───── Source

28 November 2006 Speech Notes

Universities and tertiary reform

Speech notes for address to Association of University Staff Conference, Mercure Hotel, Upper Willis St, Wellington

It's a pleasure to address your conference again.

The New Zealand tertiary education sector makes a unique and invaluable contribution to the country's national development in all dimensions – social, economic, cultural and environmental. We have a strong tradition of providing access to a broad range of education opportunities and an increasing focus on providing excellence in research.

This is a time of change for the tertiary sector.

Since I was here last year I have announced significant reforms in tertiary education.

The government is investing in higher quality courses and a better way of paying for tertiary education.

Our aim is a high income, knowledge based economy, which is both innovative and creative and provides a unique quality of life to all New Zealanders.

The changes will be positive for students, better for industry, better for the development of skills ...and better for the communities our tertiary organisations serve.

For university staff, I'm confident the new approach will be more exciting and satisfying.

I've taken on reform in the sector because it is critical that the tertiary education sector plays in accelerating the transformation of New Zealand’s economy and achieving New Zealanders broader social and cultural aspirations.

We have to get a lot of things right if we're going to restore New Zealand to the first rank of international economies.

We need to increase the level of productivity.

The innovation that drives higher productivity comes from investment in science and technology; it comes from research and higher skill levels.

Our tertiary sector has a dominant role in all this.

At the moment, the sector is structured for competition between institutions.

It's not structured to collaborate on our national economic priorities.

So last July I announced changes to bring quality outcomes, and national goals and priorities, to the centre of the tertiary sector's focus.

I know that for many within institutions there is nothing new about a desire for quality; nor a vision for how they fit into a high-value economy.

But those priorities were sometimes overwhelmed because they were not reflected in the way the government funded the sector.

So we have to get the government's end of the revamp right first; we have to align investment with the strategy.

The new approach will see the tertiary sector as a network of collaborating institutions; not as competitors.

We'll build on the distinctive contribution tertiary education organisations make to New Zealand.

Universities make a vital contribution to achieving the government's goals for the tertiary sector in their core roles of;

 Providing a wide range of research led degree and post-graduate education that is of international quality
 Undertaking excellent research in a broad range of fields
 Engaging in the dissemination and application of knowledge and in promoting learning

Starting from this core contribution, tertiary education organisation plans will be shaped by looking at outcomes desired by students, employers and the community.

The focus will be on our vision for New Zealand. We need to invest in plans developed by tertiary providers, rather than simply funding places.

Instead of next year's cash flowing to this year's enrolment, the government will make tertiary plans for a longer term.

No longer will plans be shaped ad hoc by current year enrolment patterns and inducements. Funding will move to a three-year cycle.

The starting point will be the Tertiary Education Strategy and its statement of priorities, in which the government, employers and local communities will all have a say.

──────────
───── Dataset

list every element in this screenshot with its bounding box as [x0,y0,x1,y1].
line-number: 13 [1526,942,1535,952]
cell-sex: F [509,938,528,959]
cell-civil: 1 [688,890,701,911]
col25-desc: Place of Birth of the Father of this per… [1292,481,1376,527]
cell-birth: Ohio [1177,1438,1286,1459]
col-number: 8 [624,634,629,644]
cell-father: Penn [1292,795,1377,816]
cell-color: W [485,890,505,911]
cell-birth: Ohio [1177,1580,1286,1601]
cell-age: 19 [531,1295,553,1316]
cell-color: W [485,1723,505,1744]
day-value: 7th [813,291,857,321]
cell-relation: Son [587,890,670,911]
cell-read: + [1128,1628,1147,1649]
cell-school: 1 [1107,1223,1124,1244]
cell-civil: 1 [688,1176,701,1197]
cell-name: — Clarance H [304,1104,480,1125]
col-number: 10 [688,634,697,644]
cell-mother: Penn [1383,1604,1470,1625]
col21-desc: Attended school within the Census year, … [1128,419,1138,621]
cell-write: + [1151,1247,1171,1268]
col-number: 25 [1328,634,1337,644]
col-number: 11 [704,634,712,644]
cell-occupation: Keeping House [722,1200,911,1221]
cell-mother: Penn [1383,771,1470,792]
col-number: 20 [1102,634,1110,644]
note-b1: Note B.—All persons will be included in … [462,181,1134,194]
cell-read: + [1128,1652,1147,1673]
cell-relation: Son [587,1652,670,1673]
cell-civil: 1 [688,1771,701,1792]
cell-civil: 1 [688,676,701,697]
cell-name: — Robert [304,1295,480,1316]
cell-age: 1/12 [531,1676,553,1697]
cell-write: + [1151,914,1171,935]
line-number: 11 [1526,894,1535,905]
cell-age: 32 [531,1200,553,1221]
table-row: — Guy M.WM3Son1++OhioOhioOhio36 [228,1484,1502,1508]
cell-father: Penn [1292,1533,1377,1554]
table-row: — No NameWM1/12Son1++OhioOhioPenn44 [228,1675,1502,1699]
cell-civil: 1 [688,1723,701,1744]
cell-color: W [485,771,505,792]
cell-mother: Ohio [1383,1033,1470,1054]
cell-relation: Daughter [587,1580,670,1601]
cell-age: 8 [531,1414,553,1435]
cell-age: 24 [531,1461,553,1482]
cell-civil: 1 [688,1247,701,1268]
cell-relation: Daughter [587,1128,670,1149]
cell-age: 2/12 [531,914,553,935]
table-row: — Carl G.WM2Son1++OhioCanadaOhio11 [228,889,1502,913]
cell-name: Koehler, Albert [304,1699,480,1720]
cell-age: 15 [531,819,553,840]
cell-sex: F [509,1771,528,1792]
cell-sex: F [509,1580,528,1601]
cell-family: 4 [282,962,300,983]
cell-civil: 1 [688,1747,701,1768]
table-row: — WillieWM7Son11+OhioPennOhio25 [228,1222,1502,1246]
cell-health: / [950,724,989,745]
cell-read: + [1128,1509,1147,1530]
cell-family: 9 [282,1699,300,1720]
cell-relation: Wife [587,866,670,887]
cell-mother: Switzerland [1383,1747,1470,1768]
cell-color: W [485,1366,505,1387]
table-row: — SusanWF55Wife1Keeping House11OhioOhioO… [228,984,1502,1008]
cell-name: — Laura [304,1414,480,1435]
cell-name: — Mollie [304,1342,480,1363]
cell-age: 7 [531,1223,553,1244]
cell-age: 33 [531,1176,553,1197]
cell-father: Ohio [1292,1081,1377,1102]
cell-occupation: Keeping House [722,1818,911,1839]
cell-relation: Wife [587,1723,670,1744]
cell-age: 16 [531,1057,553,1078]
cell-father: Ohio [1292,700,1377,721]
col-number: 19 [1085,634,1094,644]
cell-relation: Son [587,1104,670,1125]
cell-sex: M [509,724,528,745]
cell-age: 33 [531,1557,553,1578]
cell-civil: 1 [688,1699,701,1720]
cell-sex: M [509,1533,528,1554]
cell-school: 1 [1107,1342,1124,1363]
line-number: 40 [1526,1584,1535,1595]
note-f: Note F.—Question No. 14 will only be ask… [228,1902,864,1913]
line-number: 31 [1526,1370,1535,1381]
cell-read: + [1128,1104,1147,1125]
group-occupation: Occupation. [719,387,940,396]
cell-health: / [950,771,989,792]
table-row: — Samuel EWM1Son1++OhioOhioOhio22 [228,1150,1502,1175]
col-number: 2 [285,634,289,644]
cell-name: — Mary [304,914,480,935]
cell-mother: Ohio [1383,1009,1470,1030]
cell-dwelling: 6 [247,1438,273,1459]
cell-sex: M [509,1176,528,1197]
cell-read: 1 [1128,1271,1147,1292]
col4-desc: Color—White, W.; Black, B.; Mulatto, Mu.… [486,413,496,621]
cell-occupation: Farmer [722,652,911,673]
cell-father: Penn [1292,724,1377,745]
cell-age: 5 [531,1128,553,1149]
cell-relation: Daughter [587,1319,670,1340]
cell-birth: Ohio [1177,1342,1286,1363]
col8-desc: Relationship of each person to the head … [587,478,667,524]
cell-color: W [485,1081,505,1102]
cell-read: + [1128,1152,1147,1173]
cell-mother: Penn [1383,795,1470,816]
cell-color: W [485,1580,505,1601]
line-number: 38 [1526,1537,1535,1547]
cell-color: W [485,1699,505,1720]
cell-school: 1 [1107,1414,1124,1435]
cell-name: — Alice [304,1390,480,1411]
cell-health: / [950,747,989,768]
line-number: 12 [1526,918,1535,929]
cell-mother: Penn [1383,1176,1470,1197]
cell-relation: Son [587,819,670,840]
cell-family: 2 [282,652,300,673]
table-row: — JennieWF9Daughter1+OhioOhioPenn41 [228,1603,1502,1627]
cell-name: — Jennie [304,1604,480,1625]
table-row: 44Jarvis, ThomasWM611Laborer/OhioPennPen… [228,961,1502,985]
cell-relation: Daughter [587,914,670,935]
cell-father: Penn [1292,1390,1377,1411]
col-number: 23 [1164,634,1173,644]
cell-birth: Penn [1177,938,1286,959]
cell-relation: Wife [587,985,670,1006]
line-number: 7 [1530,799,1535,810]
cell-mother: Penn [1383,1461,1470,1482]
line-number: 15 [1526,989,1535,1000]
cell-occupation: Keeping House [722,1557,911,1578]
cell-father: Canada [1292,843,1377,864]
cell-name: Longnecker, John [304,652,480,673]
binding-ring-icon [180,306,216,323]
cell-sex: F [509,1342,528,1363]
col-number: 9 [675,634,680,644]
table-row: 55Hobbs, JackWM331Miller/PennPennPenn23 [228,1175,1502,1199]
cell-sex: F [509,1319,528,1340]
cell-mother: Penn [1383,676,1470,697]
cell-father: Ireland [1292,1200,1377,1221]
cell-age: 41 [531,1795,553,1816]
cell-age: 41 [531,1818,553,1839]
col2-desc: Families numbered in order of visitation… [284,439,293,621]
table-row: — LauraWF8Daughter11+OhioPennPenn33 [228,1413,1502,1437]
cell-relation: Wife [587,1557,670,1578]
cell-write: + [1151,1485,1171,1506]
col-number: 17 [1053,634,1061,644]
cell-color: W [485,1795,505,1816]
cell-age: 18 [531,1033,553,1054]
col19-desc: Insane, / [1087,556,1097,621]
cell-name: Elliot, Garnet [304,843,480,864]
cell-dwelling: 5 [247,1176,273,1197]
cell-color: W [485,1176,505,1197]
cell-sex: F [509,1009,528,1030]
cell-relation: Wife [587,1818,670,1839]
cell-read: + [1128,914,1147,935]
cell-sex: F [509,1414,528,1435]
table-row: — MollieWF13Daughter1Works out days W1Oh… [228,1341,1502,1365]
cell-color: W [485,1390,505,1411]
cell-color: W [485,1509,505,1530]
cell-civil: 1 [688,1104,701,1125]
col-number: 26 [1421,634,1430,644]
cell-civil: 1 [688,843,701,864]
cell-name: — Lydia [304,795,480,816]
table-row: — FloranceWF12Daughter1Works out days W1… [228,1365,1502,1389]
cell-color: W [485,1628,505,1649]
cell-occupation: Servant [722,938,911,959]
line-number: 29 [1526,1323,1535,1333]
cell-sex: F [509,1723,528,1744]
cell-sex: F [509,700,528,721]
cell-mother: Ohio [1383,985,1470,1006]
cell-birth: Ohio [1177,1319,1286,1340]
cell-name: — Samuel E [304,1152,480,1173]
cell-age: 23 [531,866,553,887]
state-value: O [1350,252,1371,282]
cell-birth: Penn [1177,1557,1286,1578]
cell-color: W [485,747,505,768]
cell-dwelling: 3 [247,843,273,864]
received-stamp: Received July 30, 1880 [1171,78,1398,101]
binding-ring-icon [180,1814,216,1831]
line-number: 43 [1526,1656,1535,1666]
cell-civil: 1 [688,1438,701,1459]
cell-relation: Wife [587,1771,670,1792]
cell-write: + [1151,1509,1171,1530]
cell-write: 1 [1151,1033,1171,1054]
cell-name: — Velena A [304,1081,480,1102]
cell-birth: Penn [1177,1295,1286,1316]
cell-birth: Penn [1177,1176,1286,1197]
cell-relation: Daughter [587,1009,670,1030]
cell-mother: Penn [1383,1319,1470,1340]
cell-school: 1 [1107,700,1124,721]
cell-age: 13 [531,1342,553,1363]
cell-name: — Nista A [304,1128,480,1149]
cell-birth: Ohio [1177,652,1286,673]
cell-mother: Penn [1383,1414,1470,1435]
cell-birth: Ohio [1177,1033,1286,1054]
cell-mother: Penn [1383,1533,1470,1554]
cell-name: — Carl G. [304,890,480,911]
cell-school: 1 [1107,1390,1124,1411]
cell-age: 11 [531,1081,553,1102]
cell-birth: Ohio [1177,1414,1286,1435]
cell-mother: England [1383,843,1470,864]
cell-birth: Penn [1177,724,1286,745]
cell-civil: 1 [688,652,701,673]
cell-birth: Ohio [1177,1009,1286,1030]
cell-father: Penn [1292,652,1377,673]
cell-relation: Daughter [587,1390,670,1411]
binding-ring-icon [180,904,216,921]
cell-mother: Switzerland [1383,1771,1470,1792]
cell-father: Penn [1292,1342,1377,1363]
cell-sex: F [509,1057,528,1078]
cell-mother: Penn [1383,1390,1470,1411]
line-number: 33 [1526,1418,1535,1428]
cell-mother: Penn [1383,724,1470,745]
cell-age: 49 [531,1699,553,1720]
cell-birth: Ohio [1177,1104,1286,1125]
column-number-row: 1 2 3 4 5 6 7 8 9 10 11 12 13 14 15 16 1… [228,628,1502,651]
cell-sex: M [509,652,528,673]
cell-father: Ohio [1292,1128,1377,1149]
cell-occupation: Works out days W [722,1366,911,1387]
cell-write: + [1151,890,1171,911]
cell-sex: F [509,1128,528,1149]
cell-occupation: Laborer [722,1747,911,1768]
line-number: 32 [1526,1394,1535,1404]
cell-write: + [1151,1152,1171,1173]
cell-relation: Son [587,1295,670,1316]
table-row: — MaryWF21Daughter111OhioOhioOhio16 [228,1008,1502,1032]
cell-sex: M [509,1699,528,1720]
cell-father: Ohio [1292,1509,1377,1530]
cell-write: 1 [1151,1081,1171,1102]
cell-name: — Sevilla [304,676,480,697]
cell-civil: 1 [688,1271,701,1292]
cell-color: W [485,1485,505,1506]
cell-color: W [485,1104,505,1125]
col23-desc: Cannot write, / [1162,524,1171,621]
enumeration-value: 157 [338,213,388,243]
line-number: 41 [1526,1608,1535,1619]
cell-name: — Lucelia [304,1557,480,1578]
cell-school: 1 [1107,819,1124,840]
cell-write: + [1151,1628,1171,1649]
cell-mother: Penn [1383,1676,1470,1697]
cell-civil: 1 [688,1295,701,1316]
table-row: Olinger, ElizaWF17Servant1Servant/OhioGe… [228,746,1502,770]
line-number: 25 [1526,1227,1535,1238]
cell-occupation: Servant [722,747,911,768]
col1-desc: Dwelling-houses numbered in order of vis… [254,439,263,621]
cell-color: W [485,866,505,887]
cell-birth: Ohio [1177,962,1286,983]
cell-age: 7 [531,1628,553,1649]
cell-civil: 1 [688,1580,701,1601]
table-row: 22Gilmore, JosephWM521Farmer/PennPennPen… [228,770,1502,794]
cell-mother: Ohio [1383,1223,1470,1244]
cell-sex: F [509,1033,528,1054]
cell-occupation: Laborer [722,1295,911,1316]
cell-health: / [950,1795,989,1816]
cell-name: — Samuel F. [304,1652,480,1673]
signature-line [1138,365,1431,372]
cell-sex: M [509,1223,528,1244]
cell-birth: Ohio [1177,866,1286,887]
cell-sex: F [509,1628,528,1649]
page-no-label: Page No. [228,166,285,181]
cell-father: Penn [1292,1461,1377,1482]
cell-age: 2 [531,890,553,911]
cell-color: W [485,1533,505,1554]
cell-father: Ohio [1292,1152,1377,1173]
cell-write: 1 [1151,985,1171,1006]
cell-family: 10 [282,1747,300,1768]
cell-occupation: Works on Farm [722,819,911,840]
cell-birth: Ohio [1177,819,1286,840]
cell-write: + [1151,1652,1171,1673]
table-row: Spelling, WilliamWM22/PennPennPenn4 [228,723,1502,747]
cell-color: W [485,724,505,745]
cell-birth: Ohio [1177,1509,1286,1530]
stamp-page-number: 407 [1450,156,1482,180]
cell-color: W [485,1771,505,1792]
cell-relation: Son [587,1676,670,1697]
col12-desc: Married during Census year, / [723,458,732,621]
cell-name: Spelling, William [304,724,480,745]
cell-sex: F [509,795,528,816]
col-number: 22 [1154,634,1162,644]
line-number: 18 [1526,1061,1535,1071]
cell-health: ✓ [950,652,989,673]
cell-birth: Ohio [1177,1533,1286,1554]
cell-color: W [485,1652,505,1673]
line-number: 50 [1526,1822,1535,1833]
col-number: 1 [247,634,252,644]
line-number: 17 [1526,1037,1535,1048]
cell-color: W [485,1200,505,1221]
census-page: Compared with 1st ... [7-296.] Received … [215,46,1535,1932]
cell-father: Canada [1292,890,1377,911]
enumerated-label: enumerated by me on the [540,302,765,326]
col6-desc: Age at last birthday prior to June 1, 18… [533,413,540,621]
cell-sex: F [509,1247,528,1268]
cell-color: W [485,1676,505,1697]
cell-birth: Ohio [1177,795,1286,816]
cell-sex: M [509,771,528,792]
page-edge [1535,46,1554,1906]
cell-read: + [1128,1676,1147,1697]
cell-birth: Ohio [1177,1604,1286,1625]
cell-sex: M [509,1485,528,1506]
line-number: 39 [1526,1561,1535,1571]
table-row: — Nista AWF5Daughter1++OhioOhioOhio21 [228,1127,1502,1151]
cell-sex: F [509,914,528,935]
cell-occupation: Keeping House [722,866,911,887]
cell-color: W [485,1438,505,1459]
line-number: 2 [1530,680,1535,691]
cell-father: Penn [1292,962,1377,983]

──────────

Required work: In the speech notes on tertiary reform, why must the government first align its investment with the strategy? Answer in one to three sentences.

Task response: Many in institutions already wanted quality and had a vision for how they fit into a high-value economy. Those priorities were sometimes overwhelmed because the government's way of funding the sector did not reflect them.